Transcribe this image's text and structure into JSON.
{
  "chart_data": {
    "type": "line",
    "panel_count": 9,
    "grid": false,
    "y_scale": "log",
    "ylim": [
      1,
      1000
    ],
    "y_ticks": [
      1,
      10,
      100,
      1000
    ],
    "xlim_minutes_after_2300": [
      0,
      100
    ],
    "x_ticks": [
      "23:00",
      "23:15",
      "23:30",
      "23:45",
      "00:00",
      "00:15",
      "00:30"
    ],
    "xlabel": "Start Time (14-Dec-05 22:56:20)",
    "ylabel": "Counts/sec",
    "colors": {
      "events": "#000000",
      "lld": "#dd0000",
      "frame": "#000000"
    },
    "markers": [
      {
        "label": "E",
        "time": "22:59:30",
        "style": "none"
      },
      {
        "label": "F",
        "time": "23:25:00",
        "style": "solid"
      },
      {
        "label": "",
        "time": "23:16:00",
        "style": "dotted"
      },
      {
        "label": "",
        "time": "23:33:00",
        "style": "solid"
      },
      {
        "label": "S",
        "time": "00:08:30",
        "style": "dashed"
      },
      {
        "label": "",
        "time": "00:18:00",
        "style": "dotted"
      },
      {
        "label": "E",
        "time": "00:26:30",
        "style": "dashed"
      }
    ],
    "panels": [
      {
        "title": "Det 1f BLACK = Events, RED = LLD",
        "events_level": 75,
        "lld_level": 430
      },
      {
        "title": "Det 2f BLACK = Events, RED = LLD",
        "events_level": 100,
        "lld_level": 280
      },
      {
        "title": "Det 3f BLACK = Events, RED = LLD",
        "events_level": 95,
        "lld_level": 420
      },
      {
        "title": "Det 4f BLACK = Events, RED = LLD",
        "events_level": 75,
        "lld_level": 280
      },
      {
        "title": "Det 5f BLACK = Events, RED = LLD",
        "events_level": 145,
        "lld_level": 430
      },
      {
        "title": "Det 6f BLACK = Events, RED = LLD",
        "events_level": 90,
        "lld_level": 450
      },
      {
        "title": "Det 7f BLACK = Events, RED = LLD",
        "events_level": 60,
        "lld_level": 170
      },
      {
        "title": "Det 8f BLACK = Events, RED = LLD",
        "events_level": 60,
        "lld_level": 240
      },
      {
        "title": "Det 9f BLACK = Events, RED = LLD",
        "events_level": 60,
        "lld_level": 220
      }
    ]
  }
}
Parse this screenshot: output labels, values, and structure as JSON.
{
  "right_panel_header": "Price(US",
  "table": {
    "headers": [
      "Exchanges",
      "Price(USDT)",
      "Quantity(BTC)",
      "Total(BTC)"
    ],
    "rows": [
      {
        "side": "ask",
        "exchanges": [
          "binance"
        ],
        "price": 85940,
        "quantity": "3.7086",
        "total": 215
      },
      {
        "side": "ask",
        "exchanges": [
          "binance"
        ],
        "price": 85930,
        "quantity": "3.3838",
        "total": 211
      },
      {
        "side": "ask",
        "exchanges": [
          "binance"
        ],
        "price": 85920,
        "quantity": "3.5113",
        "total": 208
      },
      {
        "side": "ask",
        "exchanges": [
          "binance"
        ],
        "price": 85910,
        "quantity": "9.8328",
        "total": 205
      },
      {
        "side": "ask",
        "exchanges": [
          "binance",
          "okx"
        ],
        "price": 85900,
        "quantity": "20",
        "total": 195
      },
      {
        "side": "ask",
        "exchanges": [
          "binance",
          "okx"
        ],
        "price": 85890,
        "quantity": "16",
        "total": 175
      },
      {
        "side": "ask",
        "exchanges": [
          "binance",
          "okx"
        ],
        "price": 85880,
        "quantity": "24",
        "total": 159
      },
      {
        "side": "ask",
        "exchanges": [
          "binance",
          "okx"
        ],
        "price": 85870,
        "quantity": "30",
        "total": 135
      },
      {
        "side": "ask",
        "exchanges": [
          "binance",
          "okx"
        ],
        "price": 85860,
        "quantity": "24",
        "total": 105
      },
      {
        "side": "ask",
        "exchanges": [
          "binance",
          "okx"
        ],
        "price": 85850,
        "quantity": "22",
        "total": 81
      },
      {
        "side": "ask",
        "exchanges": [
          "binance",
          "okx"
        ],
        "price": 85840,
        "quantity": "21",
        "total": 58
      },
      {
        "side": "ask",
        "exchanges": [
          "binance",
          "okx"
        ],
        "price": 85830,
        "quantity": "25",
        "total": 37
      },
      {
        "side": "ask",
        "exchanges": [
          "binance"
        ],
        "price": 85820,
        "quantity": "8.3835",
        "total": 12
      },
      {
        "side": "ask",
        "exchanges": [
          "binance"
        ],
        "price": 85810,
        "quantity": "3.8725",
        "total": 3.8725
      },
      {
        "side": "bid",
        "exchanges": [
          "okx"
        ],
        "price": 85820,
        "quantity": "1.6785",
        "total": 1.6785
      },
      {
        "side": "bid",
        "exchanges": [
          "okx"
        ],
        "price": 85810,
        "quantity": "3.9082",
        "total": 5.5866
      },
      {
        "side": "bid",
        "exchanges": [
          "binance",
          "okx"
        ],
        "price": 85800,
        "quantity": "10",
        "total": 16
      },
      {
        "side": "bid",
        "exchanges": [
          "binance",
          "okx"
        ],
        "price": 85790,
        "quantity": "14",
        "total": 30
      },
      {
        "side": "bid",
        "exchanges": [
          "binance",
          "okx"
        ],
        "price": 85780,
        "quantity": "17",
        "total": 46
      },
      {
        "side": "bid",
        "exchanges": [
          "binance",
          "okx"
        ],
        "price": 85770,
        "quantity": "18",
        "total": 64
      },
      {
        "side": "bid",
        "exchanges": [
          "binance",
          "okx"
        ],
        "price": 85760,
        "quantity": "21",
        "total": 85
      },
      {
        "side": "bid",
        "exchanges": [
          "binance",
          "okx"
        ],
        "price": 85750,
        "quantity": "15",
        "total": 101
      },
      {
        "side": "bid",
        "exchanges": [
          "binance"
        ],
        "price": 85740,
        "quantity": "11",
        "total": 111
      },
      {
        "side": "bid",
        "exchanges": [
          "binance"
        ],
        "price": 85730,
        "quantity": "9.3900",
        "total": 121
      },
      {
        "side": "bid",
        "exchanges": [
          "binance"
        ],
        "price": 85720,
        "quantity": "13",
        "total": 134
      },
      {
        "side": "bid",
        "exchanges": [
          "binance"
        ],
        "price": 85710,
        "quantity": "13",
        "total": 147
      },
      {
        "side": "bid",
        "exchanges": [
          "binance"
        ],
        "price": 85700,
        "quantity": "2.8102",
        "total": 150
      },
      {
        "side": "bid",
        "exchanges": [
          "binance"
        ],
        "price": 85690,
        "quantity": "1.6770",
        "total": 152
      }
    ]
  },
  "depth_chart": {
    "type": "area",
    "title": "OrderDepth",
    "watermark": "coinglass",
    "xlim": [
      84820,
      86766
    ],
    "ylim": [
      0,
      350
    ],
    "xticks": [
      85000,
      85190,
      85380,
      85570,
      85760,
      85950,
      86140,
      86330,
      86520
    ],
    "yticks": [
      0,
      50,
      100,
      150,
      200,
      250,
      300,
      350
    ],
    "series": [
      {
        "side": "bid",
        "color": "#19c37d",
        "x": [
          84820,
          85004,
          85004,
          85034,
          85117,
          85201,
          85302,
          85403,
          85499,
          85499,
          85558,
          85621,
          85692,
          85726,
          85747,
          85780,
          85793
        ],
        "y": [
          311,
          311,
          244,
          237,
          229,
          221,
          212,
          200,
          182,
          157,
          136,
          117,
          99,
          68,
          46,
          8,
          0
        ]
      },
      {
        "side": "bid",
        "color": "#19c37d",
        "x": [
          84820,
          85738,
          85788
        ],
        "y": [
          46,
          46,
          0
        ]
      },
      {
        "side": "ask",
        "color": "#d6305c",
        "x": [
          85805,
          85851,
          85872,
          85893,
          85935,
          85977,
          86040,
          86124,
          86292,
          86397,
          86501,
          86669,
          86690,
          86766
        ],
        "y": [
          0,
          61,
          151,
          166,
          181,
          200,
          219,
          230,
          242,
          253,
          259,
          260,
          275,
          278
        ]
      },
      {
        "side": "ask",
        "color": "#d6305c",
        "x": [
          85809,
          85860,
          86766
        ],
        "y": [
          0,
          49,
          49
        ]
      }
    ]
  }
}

*-*-*

Task directions. Filter the records, keeping only lines that contain "title", and show those lines.

Complete answer.
        "title": "Det 1f BLACK = Events, RED = LLD",
        "title": "Det 2f BLACK = Events, RED = LLD",
        "title": "Det 3f BLACK = Events, RED = LLD",
        "title": "Det 4f BLACK = Events, RED = LLD",
        "title": "Det 5f BLACK = Events, RED = LLD",
        "title": "Det 6f BLACK = Events, RED = LLD",
        "title": "Det 7f BLACK = Events, RED = LLD",
        "title": "Det 8f BLACK = Events, RED = LLD",
        "title": "Det 9f BLACK = Events, RED = LLD",
    "title": "OrderDepth",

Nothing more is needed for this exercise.